[A run of records]
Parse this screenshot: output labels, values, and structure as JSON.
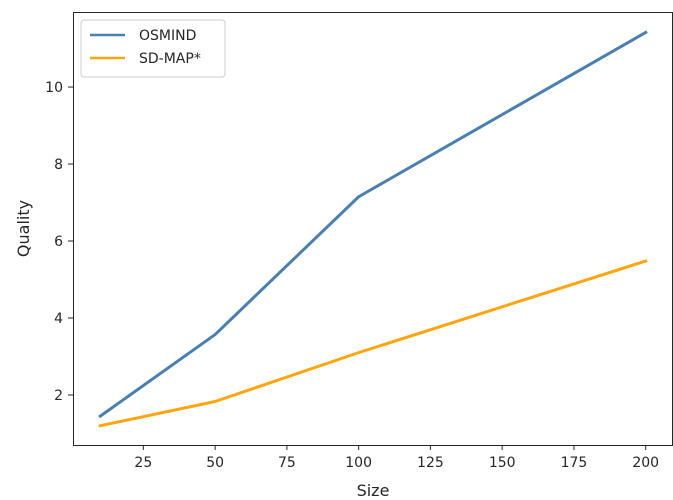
{
  "chart_data": {
    "type": "line",
    "xlabel": "Size",
    "ylabel": "Quality",
    "x": [
      10,
      50,
      100,
      200
    ],
    "series": [
      {
        "name": "OSMIND",
        "color": "#4a7fb0",
        "values": [
          1.45,
          3.57,
          7.15,
          11.42
        ]
      },
      {
        "name": "SD-MAP*",
        "color": "#ffa50f",
        "values": [
          1.2,
          1.83,
          3.1,
          5.48
        ]
      }
    ],
    "xlim": [
      0.5,
      209.5
    ],
    "ylim": [
      0.7,
      11.95
    ],
    "xticks": [
      25,
      50,
      75,
      100,
      125,
      150,
      175,
      200
    ],
    "yticks": [
      2,
      4,
      6,
      8,
      10
    ],
    "grid": false,
    "legend": "top-left"
  }
}
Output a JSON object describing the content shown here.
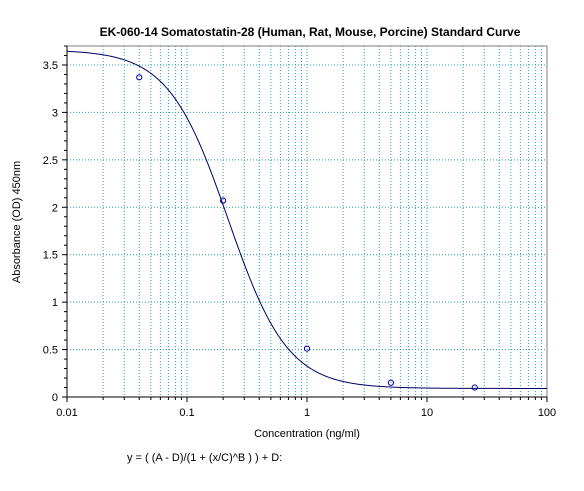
{
  "chart_data": {
    "type": "scatter",
    "title": "EK-060-14 Somatostatin-28 (Human, Rat, Mouse, Porcine) Standard Curve",
    "xlabel": "Concentration (ng/ml)",
    "ylabel": "Absorbance (OD) 450nm",
    "x_scale": "log",
    "xlim": [
      0.01,
      100
    ],
    "ylim": [
      0,
      3.7
    ],
    "x_ticks": [
      0.01,
      0.1,
      1,
      10,
      100
    ],
    "x_tick_labels": [
      "0.01",
      "0.1",
      "1",
      "10",
      "100"
    ],
    "y_ticks": [
      0,
      0.5,
      1,
      1.5,
      2,
      2.5,
      3,
      3.5
    ],
    "y_tick_labels": [
      "0",
      "0.5",
      "1",
      "1.5",
      "2",
      "2.5",
      "3",
      "3.5"
    ],
    "grid": true,
    "series": [
      {
        "points": [
          {
            "x": 0.04,
            "y": 3.37
          },
          {
            "x": 0.2,
            "y": 2.07
          },
          {
            "x": 1,
            "y": 0.51
          },
          {
            "x": 5,
            "y": 0.15
          },
          {
            "x": 25,
            "y": 0.1
          }
        ],
        "fit": {
          "model": "4PL",
          "A": 3.66,
          "B": 1.75,
          "C": 0.22,
          "D": 0.09
        }
      }
    ],
    "equation": "y = ( (A - D)/(1 + (x/C)^B ) ) + D:",
    "colors": {
      "curve": "#000066",
      "points": "#000099",
      "grid": "#2a9fb8"
    }
  }
}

▸ EXERCISE DIRECTIONS:
Look through the material and copy each line that has "JSON".

▸ SOLVED PROBLEM:
Parse this screenshot: output labels, values, and structure as JSON.
Output a JSON object describing the content shown here.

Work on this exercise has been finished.